Data records
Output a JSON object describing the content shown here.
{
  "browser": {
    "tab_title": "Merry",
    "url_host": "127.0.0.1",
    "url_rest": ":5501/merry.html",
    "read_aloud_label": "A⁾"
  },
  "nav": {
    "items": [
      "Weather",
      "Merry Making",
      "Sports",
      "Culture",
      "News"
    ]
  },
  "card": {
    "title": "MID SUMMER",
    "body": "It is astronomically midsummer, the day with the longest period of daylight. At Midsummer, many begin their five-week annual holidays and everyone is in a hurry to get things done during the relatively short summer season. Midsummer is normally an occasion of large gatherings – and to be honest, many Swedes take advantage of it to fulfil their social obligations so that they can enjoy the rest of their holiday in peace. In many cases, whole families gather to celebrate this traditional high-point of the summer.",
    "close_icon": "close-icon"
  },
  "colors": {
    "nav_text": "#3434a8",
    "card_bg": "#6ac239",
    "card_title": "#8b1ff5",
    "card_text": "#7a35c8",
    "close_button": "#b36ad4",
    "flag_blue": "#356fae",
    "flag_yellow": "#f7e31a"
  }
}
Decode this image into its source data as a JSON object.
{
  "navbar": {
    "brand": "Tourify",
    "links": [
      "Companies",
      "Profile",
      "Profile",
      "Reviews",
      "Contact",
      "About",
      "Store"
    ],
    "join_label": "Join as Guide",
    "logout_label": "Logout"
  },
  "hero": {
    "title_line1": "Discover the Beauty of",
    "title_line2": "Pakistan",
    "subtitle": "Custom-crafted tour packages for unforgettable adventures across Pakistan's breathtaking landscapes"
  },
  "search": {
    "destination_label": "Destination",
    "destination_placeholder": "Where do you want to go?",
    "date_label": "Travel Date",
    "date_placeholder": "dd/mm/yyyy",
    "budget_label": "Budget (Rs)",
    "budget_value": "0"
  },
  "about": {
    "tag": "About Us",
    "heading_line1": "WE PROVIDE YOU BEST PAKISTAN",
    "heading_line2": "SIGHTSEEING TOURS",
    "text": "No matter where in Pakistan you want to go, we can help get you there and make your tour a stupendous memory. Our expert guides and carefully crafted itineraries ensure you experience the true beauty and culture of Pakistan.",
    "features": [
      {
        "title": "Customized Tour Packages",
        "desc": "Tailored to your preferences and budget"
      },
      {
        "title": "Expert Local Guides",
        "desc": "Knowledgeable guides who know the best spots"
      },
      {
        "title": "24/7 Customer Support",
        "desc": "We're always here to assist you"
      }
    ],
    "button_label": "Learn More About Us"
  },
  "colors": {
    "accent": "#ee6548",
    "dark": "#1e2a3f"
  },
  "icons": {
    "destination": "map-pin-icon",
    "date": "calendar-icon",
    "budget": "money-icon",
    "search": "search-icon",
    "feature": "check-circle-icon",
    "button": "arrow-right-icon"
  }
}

*SHORT EXERCISE*.
Gather and return every line that holds the string "this".

*IN RESPONSE*.
    "body": "It is astronomically midsummer, the day with the longest period of daylight. At Midsummer, many begin their five-week annual holidays and everyone is in a hurry to get things done during the relatively short summer season. Midsummer is normally an occasion of large gatherings – and to be honest, many Swedes take advantage of it to fulfil their social obligations so that they can enjoy the rest of their holiday in peace. In many cases, whole families gather to celebrate this traditional high-point of the summer.",
Decode this image into its source data as a JSON object.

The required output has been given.